- _DATA RECORDS_:
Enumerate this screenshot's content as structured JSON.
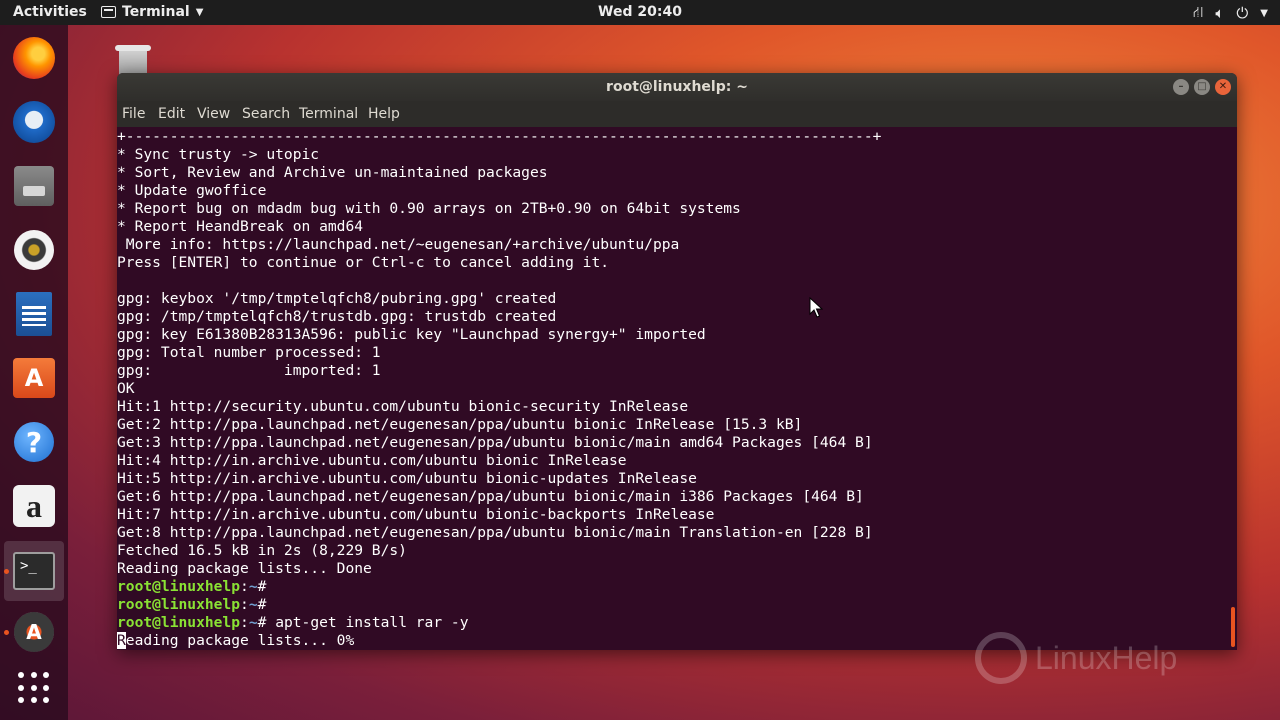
{
  "topbar": {
    "activities": "Activities",
    "app_name": "Terminal",
    "clock": "Wed 20:40",
    "tray": {
      "network_icon": "network-icon",
      "volume_icon": "volume-icon",
      "power_icon": "power-icon"
    }
  },
  "dock": {
    "items": [
      {
        "name": "firefox",
        "icon": "firefox-icon"
      },
      {
        "name": "thunderbird",
        "icon": "thunderbird-icon"
      },
      {
        "name": "files",
        "icon": "files-icon"
      },
      {
        "name": "rhythmbox",
        "icon": "rhythmbox-icon"
      },
      {
        "name": "libreoffice-writer",
        "icon": "writer-icon"
      },
      {
        "name": "ubuntu-software",
        "icon": "software-icon",
        "glyph": "A"
      },
      {
        "name": "help",
        "icon": "help-icon",
        "glyph": "?"
      },
      {
        "name": "amazon",
        "icon": "amazon-icon",
        "glyph": "a"
      },
      {
        "name": "terminal",
        "icon": "terminal-icon",
        "glyph": ">_",
        "active": true
      },
      {
        "name": "software-updater",
        "icon": "updater-icon",
        "glyph": "A"
      },
      {
        "name": "show-applications",
        "icon": "app-grid-icon"
      }
    ]
  },
  "window": {
    "title": "root@linuxhelp: ~",
    "menu": [
      "File",
      "Edit",
      "View",
      "Search",
      "Terminal",
      "Help"
    ]
  },
  "terminal": {
    "lines": [
      "+-------------------------------------------------------------------------------------+",
      "* Sync trusty -> utopic",
      "* Sort, Review and Archive un-maintained packages",
      "* Update gwoffice",
      "* Report bug on mdadm bug with 0.90 arrays on 2TB+0.90 on 64bit systems",
      "* Report HeandBreak on amd64",
      " More info: https://launchpad.net/~eugenesan/+archive/ubuntu/ppa",
      "Press [ENTER] to continue or Ctrl-c to cancel adding it.",
      "",
      "gpg: keybox '/tmp/tmptelqfch8/pubring.gpg' created",
      "gpg: /tmp/tmptelqfch8/trustdb.gpg: trustdb created",
      "gpg: key E61380B28313A596: public key \"Launchpad synergy+\" imported",
      "gpg: Total number processed: 1",
      "gpg:               imported: 1",
      "OK",
      "Hit:1 http://security.ubuntu.com/ubuntu bionic-security InRelease",
      "Get:2 http://ppa.launchpad.net/eugenesan/ppa/ubuntu bionic InRelease [15.3 kB]",
      "Get:3 http://ppa.launchpad.net/eugenesan/ppa/ubuntu bionic/main amd64 Packages [464 B]",
      "Hit:4 http://in.archive.ubuntu.com/ubuntu bionic InRelease",
      "Hit:5 http://in.archive.ubuntu.com/ubuntu bionic-updates InRelease",
      "Get:6 http://ppa.launchpad.net/eugenesan/ppa/ubuntu bionic/main i386 Packages [464 B]",
      "Hit:7 http://in.archive.ubuntu.com/ubuntu bionic-backports InRelease",
      "Get:8 http://ppa.launchpad.net/eugenesan/ppa/ubuntu bionic/main Translation-en [228 B]",
      "Fetched 16.5 kB in 2s (8,229 B/s)",
      "Reading package lists... Done"
    ],
    "prompt_user": "root@linuxhelp",
    "prompt_sep": ":",
    "prompt_path": "~",
    "prompt_end": "# ",
    "commands": [
      "",
      "",
      "apt-get install rar -y"
    ],
    "current_first_char": "R",
    "current_rest": "eading package lists... 0%"
  },
  "watermark": "LinuxHelp",
  "colors": {
    "terminal_bg": "#300a24",
    "prompt_user": "#8ae234",
    "prompt_path": "#729fcf",
    "accent": "#e95420"
  }
}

- _YOUR INSTRUCTIONS_:
Give back every line of the listing where the word "root" shows up.

- _ANSWER SECTION_:
    "title": "root@linuxhelp: ~",
    "prompt_user": "root@linuxhelp",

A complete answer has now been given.